• Description of the task:
Output all of the material once more, so that every line matches the original exactly.

• Source data:
------------------------------

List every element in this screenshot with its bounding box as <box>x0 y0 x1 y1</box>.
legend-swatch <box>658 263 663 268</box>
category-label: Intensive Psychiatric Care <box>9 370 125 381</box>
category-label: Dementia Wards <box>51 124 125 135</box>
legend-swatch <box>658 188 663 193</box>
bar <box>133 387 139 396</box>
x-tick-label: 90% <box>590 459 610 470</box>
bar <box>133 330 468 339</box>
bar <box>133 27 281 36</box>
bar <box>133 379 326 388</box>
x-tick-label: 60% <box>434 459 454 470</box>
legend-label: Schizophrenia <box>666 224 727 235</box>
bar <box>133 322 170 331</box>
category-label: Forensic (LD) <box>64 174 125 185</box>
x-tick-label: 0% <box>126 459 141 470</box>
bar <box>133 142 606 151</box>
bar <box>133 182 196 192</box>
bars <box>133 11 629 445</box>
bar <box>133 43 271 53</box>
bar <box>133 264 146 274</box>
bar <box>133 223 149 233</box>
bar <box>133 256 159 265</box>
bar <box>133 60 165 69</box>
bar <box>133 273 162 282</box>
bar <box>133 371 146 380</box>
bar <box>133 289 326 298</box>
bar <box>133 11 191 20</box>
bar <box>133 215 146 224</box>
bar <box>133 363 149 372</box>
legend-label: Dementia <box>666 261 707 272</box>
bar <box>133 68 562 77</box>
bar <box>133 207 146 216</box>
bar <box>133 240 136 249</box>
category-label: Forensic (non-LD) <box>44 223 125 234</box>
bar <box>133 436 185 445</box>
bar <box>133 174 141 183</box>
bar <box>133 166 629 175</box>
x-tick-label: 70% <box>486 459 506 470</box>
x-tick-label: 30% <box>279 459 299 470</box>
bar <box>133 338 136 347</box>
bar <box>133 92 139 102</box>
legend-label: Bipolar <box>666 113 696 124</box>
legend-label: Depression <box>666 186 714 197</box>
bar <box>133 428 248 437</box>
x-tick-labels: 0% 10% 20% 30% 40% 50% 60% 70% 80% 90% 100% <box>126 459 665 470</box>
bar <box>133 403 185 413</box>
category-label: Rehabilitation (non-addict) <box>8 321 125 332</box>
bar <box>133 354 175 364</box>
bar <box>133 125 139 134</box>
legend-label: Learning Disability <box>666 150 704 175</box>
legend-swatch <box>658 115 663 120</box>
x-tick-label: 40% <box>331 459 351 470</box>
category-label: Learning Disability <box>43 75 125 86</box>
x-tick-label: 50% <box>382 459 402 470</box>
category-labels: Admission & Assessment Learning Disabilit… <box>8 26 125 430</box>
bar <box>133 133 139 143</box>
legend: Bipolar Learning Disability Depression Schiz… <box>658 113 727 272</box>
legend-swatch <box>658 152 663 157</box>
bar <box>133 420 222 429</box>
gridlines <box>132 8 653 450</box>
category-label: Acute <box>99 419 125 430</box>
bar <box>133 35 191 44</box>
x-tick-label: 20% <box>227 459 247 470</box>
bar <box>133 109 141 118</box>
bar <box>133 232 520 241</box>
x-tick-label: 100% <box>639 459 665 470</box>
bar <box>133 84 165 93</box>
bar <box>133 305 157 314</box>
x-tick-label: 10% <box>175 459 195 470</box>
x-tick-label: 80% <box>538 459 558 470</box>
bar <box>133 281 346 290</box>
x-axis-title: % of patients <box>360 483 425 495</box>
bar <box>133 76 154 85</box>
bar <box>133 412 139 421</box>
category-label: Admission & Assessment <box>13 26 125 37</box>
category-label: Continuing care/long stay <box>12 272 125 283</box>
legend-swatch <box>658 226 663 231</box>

------------------------------

• Result for this task:
List every element in this screenshot with its bounding box as <box>x0 y0 x1 y1</box>.
legend-swatch <box>658 263 663 268</box>
category-label: Intensive Psychiatric Care <box>9 370 125 381</box>
category-label: Dementia Wards <box>51 124 125 135</box>
legend-swatch <box>658 188 663 193</box>
bar <box>133 387 139 396</box>
x-tick-label: 90% <box>590 459 610 470</box>
bar <box>133 330 468 339</box>
bar <box>133 27 281 36</box>
bar <box>133 379 326 388</box>
x-tick-label: 60% <box>434 459 454 470</box>
legend-label: Schizophrenia <box>666 224 727 235</box>
bar <box>133 322 170 331</box>
category-label: Forensic (LD) <box>64 174 125 185</box>
x-tick-label: 0% <box>126 459 141 470</box>
bar <box>133 142 606 151</box>
bar <box>133 182 196 192</box>
bars <box>133 11 629 445</box>
bar <box>133 43 271 53</box>
bar <box>133 264 146 274</box>
bar <box>133 223 149 233</box>
bar <box>133 256 159 265</box>
bar <box>133 60 165 69</box>
bar <box>133 273 162 282</box>
bar <box>133 371 146 380</box>
bar <box>133 289 326 298</box>
bar <box>133 11 191 20</box>
bar <box>133 215 146 224</box>
bar <box>133 363 149 372</box>
legend-label: Dementia <box>666 261 707 272</box>
bar <box>133 68 562 77</box>
bar <box>133 207 146 216</box>
bar <box>133 240 136 249</box>
category-label: Forensic (non-LD) <box>44 223 125 234</box>
bar <box>133 436 185 445</box>
bar <box>133 174 141 183</box>
bar <box>133 166 629 175</box>
x-tick-label: 70% <box>486 459 506 470</box>
x-tick-label: 30% <box>279 459 299 470</box>
bar <box>133 338 136 347</box>
bar <box>133 92 139 102</box>
legend-label: Bipolar <box>666 113 696 124</box>
legend-label: Depression <box>666 186 714 197</box>
bar <box>133 428 248 437</box>
x-tick-labels: 0% 10% 20% 30% 40% 50% 60% 70% 80% 90% 100% <box>126 459 665 470</box>
bar <box>133 403 185 413</box>
category-label: Rehabilitation (non-addict) <box>8 321 125 332</box>
bar <box>133 354 175 364</box>
bar <box>133 125 139 134</box>
legend-label: Learning Disability <box>666 150 704 175</box>
legend-swatch <box>658 115 663 120</box>
x-tick-label: 40% <box>331 459 351 470</box>
category-label: Learning Disability <box>43 75 125 86</box>
x-tick-label: 50% <box>382 459 402 470</box>
category-labels: Admission & Assessment Learning Disabilit… <box>8 26 125 430</box>
bar <box>133 133 139 143</box>
legend: Bipolar Learning Disability Depression Schiz… <box>658 113 727 272</box>
legend-swatch <box>658 152 663 157</box>
bar <box>133 420 222 429</box>
gridlines <box>132 8 653 450</box>
category-label: Acute <box>99 419 125 430</box>
bar <box>133 35 191 44</box>
x-tick-label: 20% <box>227 459 247 470</box>
bar <box>133 109 141 118</box>
bar <box>133 232 520 241</box>
x-tick-label: 100% <box>639 459 665 470</box>
bar <box>133 84 165 93</box>
bar <box>133 305 157 314</box>
x-tick-label: 10% <box>175 459 195 470</box>
x-tick-label: 80% <box>538 459 558 470</box>
bar <box>133 281 346 290</box>
x-axis-title: % of patients <box>360 483 425 495</box>
bar <box>133 76 154 85</box>
bar <box>133 412 139 421</box>
category-label: Admission & Assessment <box>13 26 125 37</box>
category-label: Continuing care/long stay <box>12 272 125 283</box>
legend-swatch <box>658 226 663 231</box>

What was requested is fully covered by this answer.